Task details: Each line of the data that includes the string "price" is to be copied out.
===
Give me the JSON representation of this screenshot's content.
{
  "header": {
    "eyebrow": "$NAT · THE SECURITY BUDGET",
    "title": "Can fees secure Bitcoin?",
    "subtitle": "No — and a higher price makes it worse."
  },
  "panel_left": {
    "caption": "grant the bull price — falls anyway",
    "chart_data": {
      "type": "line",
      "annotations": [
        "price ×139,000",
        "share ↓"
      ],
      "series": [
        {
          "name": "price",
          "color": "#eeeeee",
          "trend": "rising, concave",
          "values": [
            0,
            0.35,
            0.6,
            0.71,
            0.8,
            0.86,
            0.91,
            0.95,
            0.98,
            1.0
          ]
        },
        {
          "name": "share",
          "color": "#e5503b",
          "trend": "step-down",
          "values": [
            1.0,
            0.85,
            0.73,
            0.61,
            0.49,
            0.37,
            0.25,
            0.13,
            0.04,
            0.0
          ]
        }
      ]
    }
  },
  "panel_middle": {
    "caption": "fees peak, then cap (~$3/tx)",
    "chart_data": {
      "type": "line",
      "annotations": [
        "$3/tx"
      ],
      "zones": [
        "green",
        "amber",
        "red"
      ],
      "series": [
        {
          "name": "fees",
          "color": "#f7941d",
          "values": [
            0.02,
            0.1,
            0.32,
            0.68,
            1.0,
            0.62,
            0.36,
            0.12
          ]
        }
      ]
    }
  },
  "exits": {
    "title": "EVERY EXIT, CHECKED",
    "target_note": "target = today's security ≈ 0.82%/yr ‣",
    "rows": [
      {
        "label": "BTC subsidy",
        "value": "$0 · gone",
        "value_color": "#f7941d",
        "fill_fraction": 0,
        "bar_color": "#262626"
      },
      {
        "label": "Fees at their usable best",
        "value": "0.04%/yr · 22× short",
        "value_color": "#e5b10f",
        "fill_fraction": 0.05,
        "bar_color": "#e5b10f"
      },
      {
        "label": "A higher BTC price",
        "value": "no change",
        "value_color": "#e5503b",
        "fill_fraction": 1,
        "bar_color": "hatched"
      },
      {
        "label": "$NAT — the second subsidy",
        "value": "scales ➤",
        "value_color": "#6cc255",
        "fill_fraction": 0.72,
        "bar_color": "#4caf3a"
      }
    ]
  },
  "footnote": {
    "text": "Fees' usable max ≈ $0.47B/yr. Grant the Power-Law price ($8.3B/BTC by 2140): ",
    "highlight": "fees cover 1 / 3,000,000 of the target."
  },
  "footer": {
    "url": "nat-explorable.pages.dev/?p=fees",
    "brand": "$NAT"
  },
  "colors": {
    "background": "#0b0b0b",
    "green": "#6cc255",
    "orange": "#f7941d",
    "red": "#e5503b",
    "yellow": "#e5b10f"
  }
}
===
Result below:
    "subtitle": "No — and a higher price makes it worse."
    "caption": "grant the bull price — falls anyway",
        "price ×139,000",
          "name": "price",
        "label": "A higher BTC price",
    "text": "Fees' usable max ≈ $0.47B/yr. Grant the Power-Law price ($8.3B/BTC by 2140): ",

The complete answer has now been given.